→ Set problem
Return the count of lines that mention "комиссии", with no other words.

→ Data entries
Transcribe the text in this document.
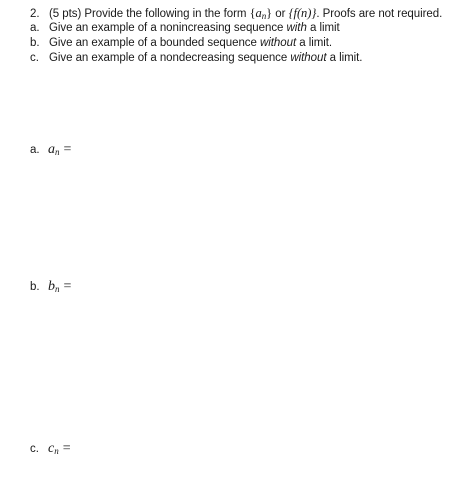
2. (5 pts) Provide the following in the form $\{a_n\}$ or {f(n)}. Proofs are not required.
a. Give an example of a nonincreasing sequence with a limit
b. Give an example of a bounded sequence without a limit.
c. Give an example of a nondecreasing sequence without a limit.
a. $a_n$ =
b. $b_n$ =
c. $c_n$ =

---

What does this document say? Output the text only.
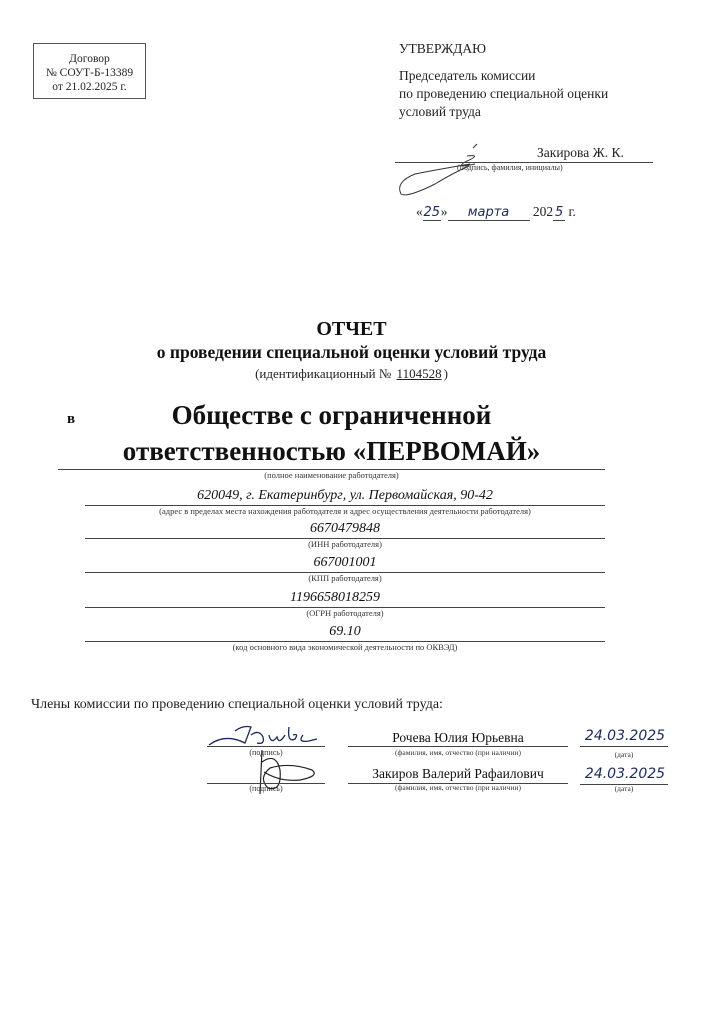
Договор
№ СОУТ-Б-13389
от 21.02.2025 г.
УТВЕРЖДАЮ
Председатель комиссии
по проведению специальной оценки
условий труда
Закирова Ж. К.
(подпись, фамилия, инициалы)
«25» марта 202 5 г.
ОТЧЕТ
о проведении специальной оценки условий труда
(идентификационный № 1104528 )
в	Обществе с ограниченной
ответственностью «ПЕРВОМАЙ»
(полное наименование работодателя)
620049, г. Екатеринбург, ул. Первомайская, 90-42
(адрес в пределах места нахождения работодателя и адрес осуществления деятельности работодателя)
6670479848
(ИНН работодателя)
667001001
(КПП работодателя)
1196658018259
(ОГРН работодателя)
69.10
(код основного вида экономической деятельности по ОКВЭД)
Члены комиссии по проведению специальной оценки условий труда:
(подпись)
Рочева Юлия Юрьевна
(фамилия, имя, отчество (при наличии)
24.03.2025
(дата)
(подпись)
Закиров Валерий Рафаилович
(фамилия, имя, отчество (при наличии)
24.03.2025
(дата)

→ Solution for this exercise
2